### Written request
Emit the entire listing verbatim.

[Stored entries]
++++
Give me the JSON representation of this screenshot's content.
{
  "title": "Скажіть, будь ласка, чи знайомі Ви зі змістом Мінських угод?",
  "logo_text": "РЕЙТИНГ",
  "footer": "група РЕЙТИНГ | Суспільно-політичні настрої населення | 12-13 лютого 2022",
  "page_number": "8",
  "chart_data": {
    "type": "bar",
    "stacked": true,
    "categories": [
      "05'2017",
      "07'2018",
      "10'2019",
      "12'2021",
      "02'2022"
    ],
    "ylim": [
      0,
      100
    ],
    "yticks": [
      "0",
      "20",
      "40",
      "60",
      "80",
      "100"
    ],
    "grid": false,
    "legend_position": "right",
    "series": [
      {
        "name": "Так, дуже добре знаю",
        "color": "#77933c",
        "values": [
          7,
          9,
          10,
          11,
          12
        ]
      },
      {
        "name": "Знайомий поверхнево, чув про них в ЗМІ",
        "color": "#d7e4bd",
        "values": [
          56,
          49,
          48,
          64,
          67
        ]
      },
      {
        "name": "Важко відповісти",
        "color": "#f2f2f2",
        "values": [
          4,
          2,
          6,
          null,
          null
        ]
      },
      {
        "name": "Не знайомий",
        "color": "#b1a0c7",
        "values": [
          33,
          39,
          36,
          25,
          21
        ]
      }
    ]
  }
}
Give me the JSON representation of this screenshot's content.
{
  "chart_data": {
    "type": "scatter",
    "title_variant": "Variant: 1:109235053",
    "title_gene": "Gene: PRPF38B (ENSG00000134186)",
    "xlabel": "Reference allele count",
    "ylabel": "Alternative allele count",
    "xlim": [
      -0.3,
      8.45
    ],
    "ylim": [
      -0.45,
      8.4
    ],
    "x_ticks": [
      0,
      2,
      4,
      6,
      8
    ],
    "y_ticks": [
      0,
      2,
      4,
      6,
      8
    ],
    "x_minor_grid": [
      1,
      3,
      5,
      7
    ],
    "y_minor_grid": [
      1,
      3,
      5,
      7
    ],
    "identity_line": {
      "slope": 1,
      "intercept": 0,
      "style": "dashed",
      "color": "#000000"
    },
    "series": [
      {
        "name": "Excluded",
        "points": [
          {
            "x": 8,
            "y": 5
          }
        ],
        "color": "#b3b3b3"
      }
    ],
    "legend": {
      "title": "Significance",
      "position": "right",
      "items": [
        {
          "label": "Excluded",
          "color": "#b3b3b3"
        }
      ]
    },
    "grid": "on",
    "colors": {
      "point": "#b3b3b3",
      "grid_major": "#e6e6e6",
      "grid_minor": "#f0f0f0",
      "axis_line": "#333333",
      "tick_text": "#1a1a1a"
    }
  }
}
++++
### Final result
Give me the JSON representation of this screenshot's content.
{
  "title": "Скажіть, будь ласка, чи знайомі Ви зі змістом Мінських угод?",
  "logo_text": "РЕЙТИНГ",
  "footer": "група РЕЙТИНГ | Суспільно-політичні настрої населення | 12-13 лютого 2022",
  "page_number": "8",
  "chart_data": {
    "type": "bar",
    "stacked": true,
    "categories": [
      "05'2017",
      "07'2018",
      "10'2019",
      "12'2021",
      "02'2022"
    ],
    "ylim": [
      0,
      100
    ],
    "yticks": [
      "0",
      "20",
      "40",
      "60",
      "80",
      "100"
    ],
    "grid": false,
    "legend_position": "right",
    "series": [
      {
        "name": "Так, дуже добре знаю",
        "color": "#77933c",
        "values": [
          7,
          9,
          10,
          11,
          12
        ]
      },
      {
        "name": "Знайомий поверхнево, чув про них в ЗМІ",
        "color": "#d7e4bd",
        "values": [
          56,
          49,
          48,
          64,
          67
        ]
      },
      {
        "name": "Важко відповісти",
        "color": "#f2f2f2",
        "values": [
          4,
          2,
          6,
          null,
          null
        ]
      },
      {
        "name": "Не знайомий",
        "color": "#b1a0c7",
        "values": [
          33,
          39,
          36,
          25,
          21
        ]
      }
    ]
  }
}
Give me the JSON representation of this screenshot's content.
{
  "chart_data": {
    "type": "scatter",
    "title_variant": "Variant: 1:109235053",
    "title_gene": "Gene: PRPF38B (ENSG00000134186)",
    "xlabel": "Reference allele count",
    "ylabel": "Alternative allele count",
    "xlim": [
      -0.3,
      8.45
    ],
    "ylim": [
      -0.45,
      8.4
    ],
    "x_ticks": [
      0,
      2,
      4,
      6,
      8
    ],
    "y_ticks": [
      0,
      2,
      4,
      6,
      8
    ],
    "x_minor_grid": [
      1,
      3,
      5,
      7
    ],
    "y_minor_grid": [
      1,
      3,
      5,
      7
    ],
    "identity_line": {
      "slope": 1,
      "intercept": 0,
      "style": "dashed",
      "color": "#000000"
    },
    "series": [
      {
        "name": "Excluded",
        "points": [
          {
            "x": 8,
            "y": 5
          }
        ],
        "color": "#b3b3b3"
      }
    ],
    "legend": {
      "title": "Significance",
      "position": "right",
      "items": [
        {
          "label": "Excluded",
          "color": "#b3b3b3"
        }
      ]
    },
    "grid": "on",
    "colors": {
      "point": "#b3b3b3",
      "grid_major": "#e6e6e6",
      "grid_minor": "#f0f0f0",
      "axis_line": "#333333",
      "tick_text": "#1a1a1a"
    }
  }
}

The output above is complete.